> _Task details_:
Check every line below for the string "Protokolle", and copy the lines that contain it.

> _Material provided_:

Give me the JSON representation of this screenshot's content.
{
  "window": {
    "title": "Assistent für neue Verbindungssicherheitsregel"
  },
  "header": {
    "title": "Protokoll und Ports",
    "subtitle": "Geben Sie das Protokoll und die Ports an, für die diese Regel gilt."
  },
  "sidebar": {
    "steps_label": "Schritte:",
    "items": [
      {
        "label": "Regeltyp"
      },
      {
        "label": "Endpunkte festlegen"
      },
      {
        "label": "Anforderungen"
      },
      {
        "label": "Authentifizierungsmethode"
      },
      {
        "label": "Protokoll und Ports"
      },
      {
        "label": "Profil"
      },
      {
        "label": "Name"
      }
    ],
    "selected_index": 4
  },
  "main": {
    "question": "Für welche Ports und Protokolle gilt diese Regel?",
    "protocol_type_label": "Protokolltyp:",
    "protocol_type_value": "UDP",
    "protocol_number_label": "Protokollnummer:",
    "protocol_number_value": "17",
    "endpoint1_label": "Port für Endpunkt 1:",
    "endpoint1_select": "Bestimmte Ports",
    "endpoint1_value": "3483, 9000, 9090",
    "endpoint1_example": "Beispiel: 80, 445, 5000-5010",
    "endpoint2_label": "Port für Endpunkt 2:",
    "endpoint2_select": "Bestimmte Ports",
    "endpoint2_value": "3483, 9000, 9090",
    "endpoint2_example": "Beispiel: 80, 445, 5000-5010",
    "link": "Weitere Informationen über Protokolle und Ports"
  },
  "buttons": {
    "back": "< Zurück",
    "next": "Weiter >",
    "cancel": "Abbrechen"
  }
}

> _Solution to this problem_:
    "question": "Für welche Ports und Protokolle gilt diese Regel?",
    "link": "Weitere Informationen über Protokolle und Ports"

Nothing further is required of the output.